**DIRECTIVES**:
1 – In the BondNet notebook, what learning rate does the config set?
2 – Update the BondNet notebook from "from .autonotebook import" up to and including "device(type='cuda')" so that "notebook_tqdm" becomes "nb_tqdm", and give that part again.
3 – Write what comes next in the BondNet notebook, picking up after its last line.

**PASSAGE GIVEN**:
* * * * *
In [1]:
import wandb, argparse, torch, json
import numpy as np

import pytorch_lightning as pl
from pytorch_lightning.loggers import TensorBoardLogger, WandbLogger
from pytorch_lightning.callbacks import (
    LearningRateMonitor,
    EarlyStopping,
    ModelCheckpoint,
)

from bondnet.data.dataset import ReactionNetworkDatasetPrecomputed
from bondnet.data.dataloader import DataLoaderPrecomputedReactionGraphs
from bondnet.data.dataset import train_validation_test_split
from bondnet.utils import seed_torch
from bondnet.model.training_utils import (
    get_grapher,
    LogParameters,
    load_model_lightning,
)

seed_torch()
torch.set_float32_matmul_precision("high")  # might have to disable on older GPUs

import torch.multiprocessing

torch.multiprocessing.set_sharing_strategy("file_system")

  from .autonotebook import tqdm as notebook_tqdm


# check cuda


In [2]:
device = torch.device("cuda" if torch.cuda.is_available() else "cpu")
device

device(type='cuda')

# 1. model config


In [15]:
config = {
    "augment": True,
    "batch_size": 4,
    "debug": False,
    "classifier": False,
    "classif_categories": 3,
    "cat_weights": [1.0, 1.0, 1.0],
    "embedding_size": 24,
    "epochs": 100,
    "extra_features": ["bond_length"],
    "extra_info": [],
    "filter_species": [3, 5],
    "fc_activation": "ReLU",
    "fc_batch_norm": True,
    "fc_dropout": 0.2,
    "fc_hidden_size_1": 256,
    "fc_hidden_size_shape": "flat",
    "fc_num_layers": 1,
    "gated_activation": "ReLU",
    "gated_batch_norm": False,
    "gated_dropout": 0.1,
    "gated_graph_norm": False,
    "gated_hidden_size_1": 512,
    "gated_hidden_size_shape": "flat",
    "gated_num_fc_layers": 1,
    "gated_num_layers": 2,
    "gated_residual": True,
    "learning_rate": 0.003,
    "precision": 32,
    "loss": "mse",
    "num_lstm_iters": 3,
    "num_lstm_layers": 1,
    "on_gpu": True,
    "restore": False,
    "target_var": "ts",
    "target_var_transfer": "diff",
    "weight_decay": 0.0,
    "max_epochs": 100,
    "max_epochs_transfer": 100,
    "transfer": False,
    "filter_outliers": True,
}

dataset_loc = "../../../tests/data/testdata/barrier_100.json"
* * * * *
**MATERIAL PROVIDED**:

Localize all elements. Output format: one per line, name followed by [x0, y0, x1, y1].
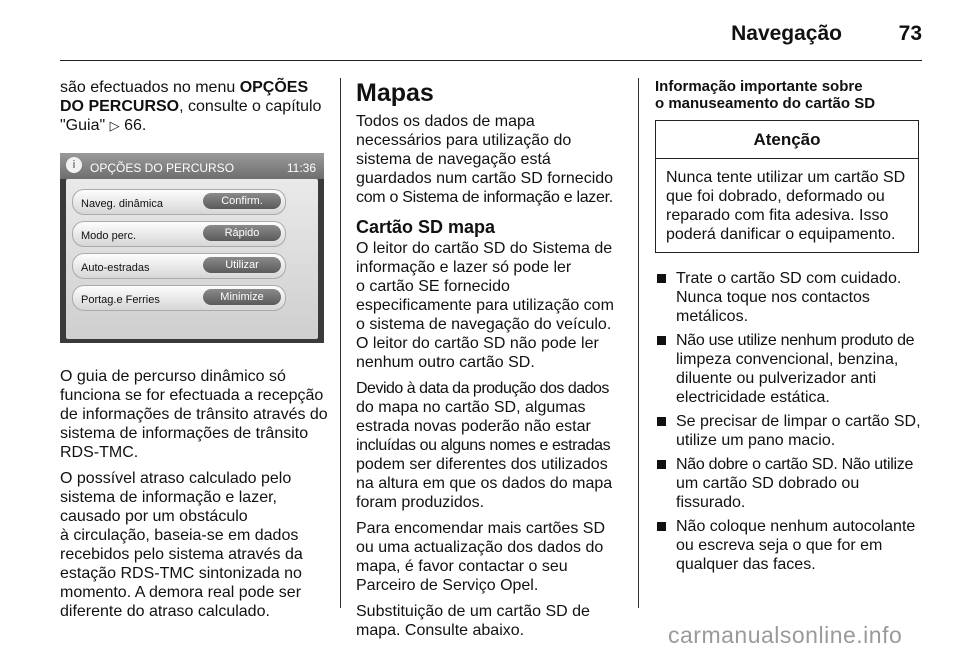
* * * * *
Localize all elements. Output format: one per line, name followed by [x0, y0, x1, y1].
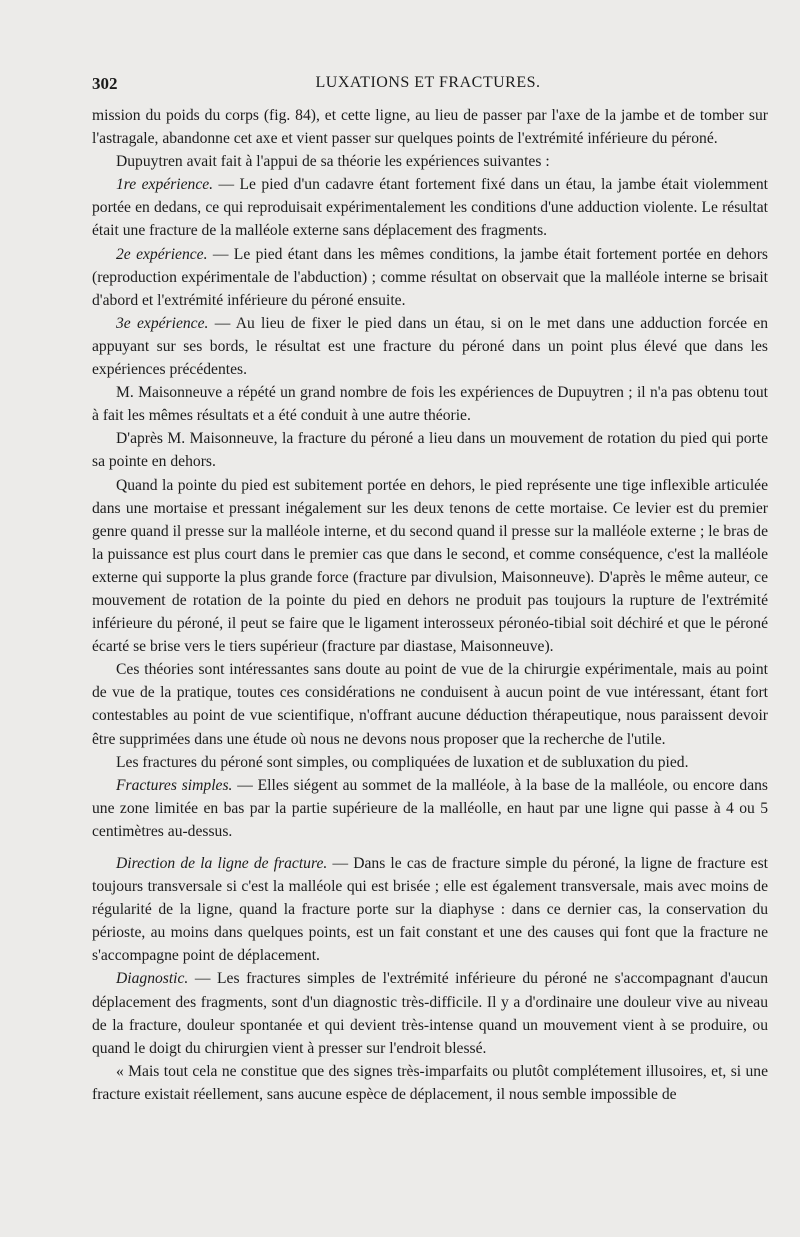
* * * * *
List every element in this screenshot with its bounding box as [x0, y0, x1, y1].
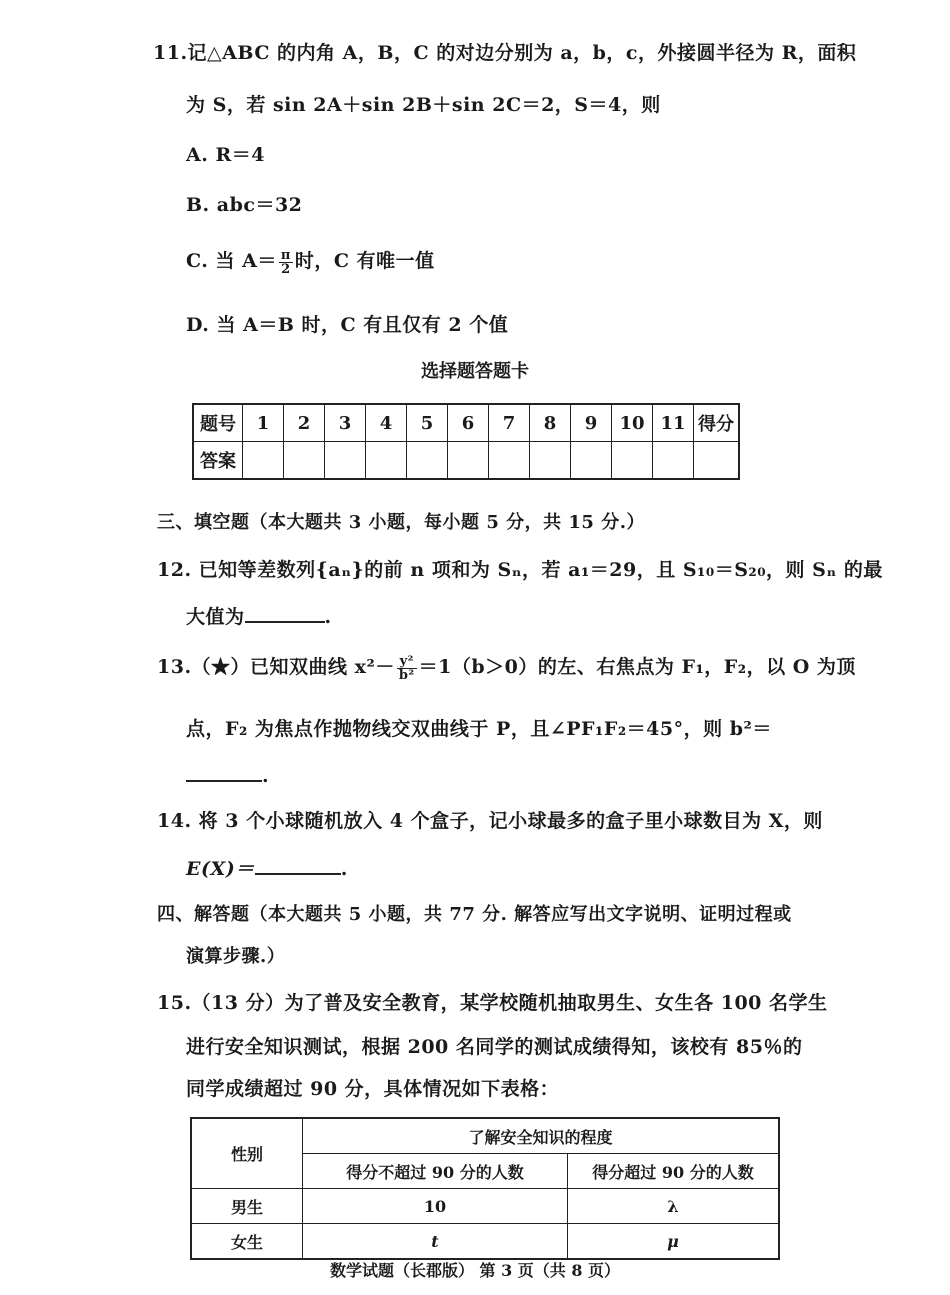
* * * * *
**SOLVED TASKS**:
1 – 0.003

2 –
from .autonotebook import tqdm as nb_tqdm


# check cuda


In [2]:
device = torch.device("cuda" if torch.cuda.is_available() else "cpu")
device

device(type='cuda')

3 –
on_gpu = config["on_gpu"]
extra_keys = config["extra_features"]
debug = config["debug"]
precision = config["precision"]

if precision == "16" or precision == "32":
    precision = int(precision)

if on_gpu:
    device = torch.device("cuda" if torch.cuda.is_available() else "cpu")
else:
    device = torch.device("cpu")

extra_keys = config["extra_features"]

# 2. load json and processing it into Reaction networks graphs in cpu


In [16]:
dataset = ReactionNetworkDatasetPrecomputed(
    grapher=get_grapher(extra_keys),
    file=dataset_loc,
    target=config["target_var"],
    classifier=config["classifier"],
    classif_categories=config["classif_categories"],
    filter_species=config["filter_species"],
    filter_outliers=config["filter_outliers"],
    filter_sparse_rxns=False,
    debug=debug,
    device="cpu",
    extra_keys=extra_keys,
    extra_info=config["extra_info"],
)

reading file from: ../../../tests/data/testdata/barrier_100.json
rxn raw len: 100
Program finished in 0.6499089018907398 seconds
.............failures.............
reactions len: 89
valid ind len: 89
bond break fail count: 		0
default fail count: 		11
sdf map fail count: 		0
product bond fail count: 	0
about to group and organize
number of grouped reactions: 89
features: 214
labels: 89
molecules: 214
constructing graphs & features....
number of graphs valid: 214
number of graphs: 214
prebuilding reaction graphs


# 3. Write Reaction networks graphs to lmdb files in parallel


In [17]:
import sys

sys.path.insert(0, sys.path[0] + "/../")
from bondnet.data.lmdb_dataset import LmdbDataset, CRNs2lmdb

In [24]:
config = {
    "out_path": "./lmdb_data/",  # Update the directory path
    "num_workers": 3,
    "output_file": "merged_data.lmdb",
}
CRNs2lmdb(
    dataset,
    lmdb_dir=config["out_path"],
    num_workers=4,
    lmdb_name=config["output_file"],
)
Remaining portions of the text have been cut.